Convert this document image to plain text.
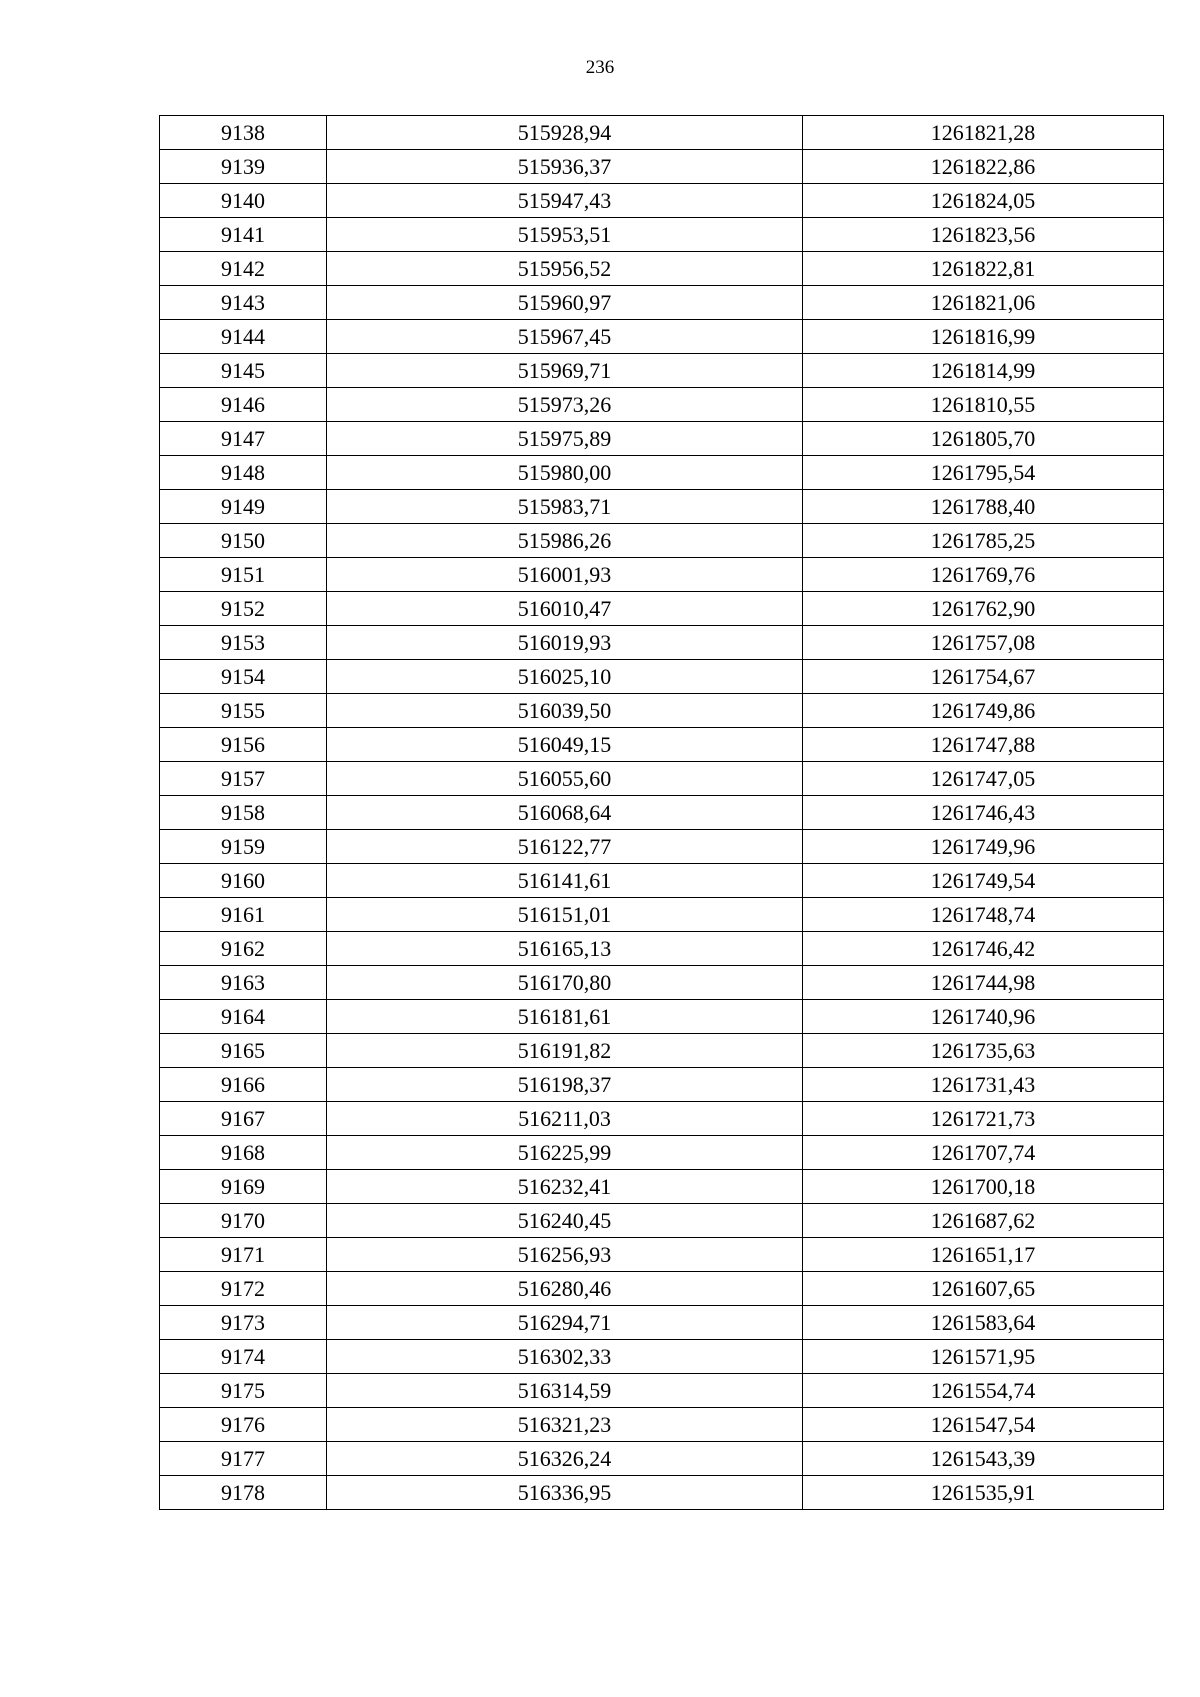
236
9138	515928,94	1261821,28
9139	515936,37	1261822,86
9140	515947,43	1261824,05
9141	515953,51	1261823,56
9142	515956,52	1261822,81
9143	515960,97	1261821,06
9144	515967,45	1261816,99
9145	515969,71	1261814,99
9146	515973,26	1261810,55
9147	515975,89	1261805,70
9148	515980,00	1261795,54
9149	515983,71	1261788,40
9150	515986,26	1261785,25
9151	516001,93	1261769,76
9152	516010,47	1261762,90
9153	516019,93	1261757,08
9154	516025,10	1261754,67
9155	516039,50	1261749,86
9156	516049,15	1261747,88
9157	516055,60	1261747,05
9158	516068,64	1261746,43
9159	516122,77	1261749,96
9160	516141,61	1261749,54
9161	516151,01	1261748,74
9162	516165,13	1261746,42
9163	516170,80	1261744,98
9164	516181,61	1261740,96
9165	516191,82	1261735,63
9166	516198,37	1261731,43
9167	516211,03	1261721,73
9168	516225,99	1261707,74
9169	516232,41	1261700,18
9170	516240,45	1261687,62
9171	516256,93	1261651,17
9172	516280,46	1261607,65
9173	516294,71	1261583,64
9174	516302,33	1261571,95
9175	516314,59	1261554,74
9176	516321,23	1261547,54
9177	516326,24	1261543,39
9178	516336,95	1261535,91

▶ WHAT TO PRODUCE
Please transcribe the material above exactly as written. Leave the pictures out.

▶ RESULT OF THE TASK
Convert this document image to plain text.
236
9138	515928,94	1261821,28
9139	515936,37	1261822,86
9140	515947,43	1261824,05
9141	515953,51	1261823,56
9142	515956,52	1261822,81
9143	515960,97	1261821,06
9144	515967,45	1261816,99
9145	515969,71	1261814,99
9146	515973,26	1261810,55
9147	515975,89	1261805,70
9148	515980,00	1261795,54
9149	515983,71	1261788,40
9150	515986,26	1261785,25
9151	516001,93	1261769,76
9152	516010,47	1261762,90
9153	516019,93	1261757,08
9154	516025,10	1261754,67
9155	516039,50	1261749,86
9156	516049,15	1261747,88
9157	516055,60	1261747,05
9158	516068,64	1261746,43
9159	516122,77	1261749,96
9160	516141,61	1261749,54
9161	516151,01	1261748,74
9162	516165,13	1261746,42
9163	516170,80	1261744,98
9164	516181,61	1261740,96
9165	516191,82	1261735,63
9166	516198,37	1261731,43
9167	516211,03	1261721,73
9168	516225,99	1261707,74
9169	516232,41	1261700,18
9170	516240,45	1261687,62
9171	516256,93	1261651,17
9172	516280,46	1261607,65
9173	516294,71	1261583,64
9174	516302,33	1261571,95
9175	516314,59	1261554,74
9176	516321,23	1261547,54
9177	516326,24	1261543,39
9178	516336,95	1261535,91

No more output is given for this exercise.